## DATA RECORDS

..........

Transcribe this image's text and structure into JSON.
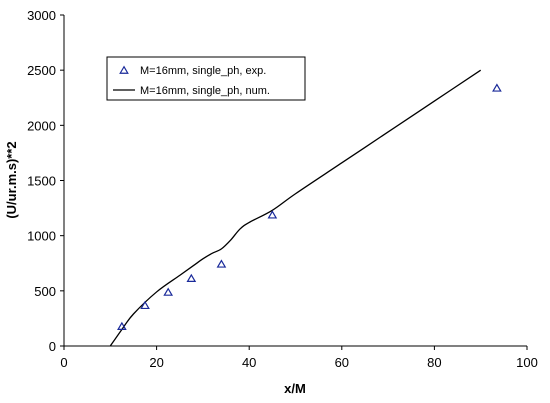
{
  "chart_data": {
    "type": "scatter",
    "title": "",
    "xlabel": "x/M",
    "ylabel": "(U/ur.m.s)**2",
    "xlim": [
      0,
      100
    ],
    "ylim": [
      0,
      3000
    ],
    "xticks": [
      0,
      20,
      40,
      60,
      80,
      100
    ],
    "yticks": [
      0,
      500,
      1000,
      1500,
      2000,
      2500,
      3000
    ],
    "grid": false,
    "legend_position": "top-left",
    "series": [
      {
        "name": "M=16mm, single_ph, exp.",
        "marker": "triangle",
        "color": "#1a2a9a",
        "x": [
          12.5,
          17.5,
          22.5,
          27.5,
          34,
          45,
          93.5
        ],
        "y": [
          180,
          370,
          490,
          615,
          745,
          1190,
          2340
        ]
      },
      {
        "name": "M=16mm, single_ph, num.",
        "line": true,
        "color": "#000000",
        "x": [
          10,
          12.5,
          15,
          20,
          25,
          28,
          30,
          32,
          34,
          36,
          38,
          40,
          45,
          50,
          60,
          70,
          80,
          90
        ],
        "y": [
          0,
          150,
          290,
          490,
          640,
          730,
          790,
          840,
          880,
          960,
          1060,
          1120,
          1230,
          1380,
          1660,
          1940,
          2220,
          2500
        ]
      }
    ]
  }
}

..........

## WORK TO BE COMPLETED
Pull out every line in the material above where "name" occurs.

## ANSWER TO THIS TASK
        "name": "M=16mm, single_ph, exp.",
        "name": "M=16mm, single_ph, num.",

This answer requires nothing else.